[Directions] Copy whichever lines contain the string "subtitle".

[Supplied data]

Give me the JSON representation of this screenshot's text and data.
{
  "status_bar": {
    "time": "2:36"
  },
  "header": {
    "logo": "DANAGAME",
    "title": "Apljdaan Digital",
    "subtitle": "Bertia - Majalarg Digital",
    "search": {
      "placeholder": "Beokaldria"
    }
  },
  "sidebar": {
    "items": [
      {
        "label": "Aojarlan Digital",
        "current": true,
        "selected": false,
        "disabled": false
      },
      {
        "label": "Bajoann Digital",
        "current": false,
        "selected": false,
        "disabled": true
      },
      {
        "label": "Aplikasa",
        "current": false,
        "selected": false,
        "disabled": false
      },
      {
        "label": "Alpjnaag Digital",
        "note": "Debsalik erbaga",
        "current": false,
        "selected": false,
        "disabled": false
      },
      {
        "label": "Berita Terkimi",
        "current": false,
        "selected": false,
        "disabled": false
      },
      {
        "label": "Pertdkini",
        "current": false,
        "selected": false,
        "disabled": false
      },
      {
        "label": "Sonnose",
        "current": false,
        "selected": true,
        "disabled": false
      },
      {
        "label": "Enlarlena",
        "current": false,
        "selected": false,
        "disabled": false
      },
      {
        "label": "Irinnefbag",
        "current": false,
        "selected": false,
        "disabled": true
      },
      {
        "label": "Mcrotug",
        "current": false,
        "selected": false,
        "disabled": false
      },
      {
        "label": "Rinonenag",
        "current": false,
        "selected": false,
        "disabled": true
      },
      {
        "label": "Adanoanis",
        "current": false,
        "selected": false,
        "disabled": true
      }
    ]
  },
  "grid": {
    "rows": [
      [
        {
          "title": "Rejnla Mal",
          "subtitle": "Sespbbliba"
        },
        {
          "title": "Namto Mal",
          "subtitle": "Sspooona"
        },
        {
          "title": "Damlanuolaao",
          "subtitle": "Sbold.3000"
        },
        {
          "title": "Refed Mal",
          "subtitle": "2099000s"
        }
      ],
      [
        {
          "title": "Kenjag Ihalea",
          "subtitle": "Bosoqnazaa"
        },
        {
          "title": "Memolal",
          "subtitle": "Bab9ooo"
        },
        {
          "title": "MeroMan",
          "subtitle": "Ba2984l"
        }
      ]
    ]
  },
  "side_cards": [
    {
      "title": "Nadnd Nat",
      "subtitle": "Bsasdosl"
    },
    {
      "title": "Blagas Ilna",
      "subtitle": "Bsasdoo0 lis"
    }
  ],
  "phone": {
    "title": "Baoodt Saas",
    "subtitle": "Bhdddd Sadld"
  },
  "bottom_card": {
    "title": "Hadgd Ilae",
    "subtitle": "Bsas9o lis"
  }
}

[Full solution]
    "subtitle": "Bertia - Majalarg Digital",
          "subtitle": "Sespbbliba"
          "subtitle": "Sspooona"
          "subtitle": "Sbold.3000"
          "subtitle": "2099000s"
          "subtitle": "Bosoqnazaa"
          "subtitle": "Bab9ooo"
          "subtitle": "Ba2984l"
      "subtitle": "Bsasdosl"
      "subtitle": "Bsasdoo0 lis"
    "subtitle": "Bhdddd Sadld"
    "subtitle": "Bsas9o lis"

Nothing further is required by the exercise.